— START OF Exercise input —

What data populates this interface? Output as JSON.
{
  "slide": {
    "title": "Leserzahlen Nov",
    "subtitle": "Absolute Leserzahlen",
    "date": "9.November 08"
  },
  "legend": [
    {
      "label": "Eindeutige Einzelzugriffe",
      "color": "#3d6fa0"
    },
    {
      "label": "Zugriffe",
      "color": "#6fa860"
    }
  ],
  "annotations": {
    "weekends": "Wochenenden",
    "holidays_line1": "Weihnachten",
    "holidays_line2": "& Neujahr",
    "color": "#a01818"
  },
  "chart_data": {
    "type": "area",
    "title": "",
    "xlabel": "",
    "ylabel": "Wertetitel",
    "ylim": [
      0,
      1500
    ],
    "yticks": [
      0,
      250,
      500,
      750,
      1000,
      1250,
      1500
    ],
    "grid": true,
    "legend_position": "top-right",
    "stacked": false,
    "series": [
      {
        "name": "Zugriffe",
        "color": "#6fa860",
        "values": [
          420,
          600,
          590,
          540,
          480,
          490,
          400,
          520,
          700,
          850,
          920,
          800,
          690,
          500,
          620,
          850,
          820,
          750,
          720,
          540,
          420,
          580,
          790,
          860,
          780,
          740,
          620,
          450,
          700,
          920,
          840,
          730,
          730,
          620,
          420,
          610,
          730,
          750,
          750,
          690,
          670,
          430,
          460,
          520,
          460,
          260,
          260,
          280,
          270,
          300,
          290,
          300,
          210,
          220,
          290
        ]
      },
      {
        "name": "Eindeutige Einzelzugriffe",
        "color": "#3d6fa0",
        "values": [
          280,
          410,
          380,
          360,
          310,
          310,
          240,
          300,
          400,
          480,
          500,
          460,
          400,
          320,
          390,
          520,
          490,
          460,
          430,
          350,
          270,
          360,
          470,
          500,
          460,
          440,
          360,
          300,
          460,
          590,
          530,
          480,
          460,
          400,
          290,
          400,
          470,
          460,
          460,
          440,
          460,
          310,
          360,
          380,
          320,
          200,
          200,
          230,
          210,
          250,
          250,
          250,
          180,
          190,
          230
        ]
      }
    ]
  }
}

— END OF Exercise input —

● Exercise details: Your answer should be a single number: the count of lines in the entries that contain the word "Einzelzugriffe".

● Task solution: 2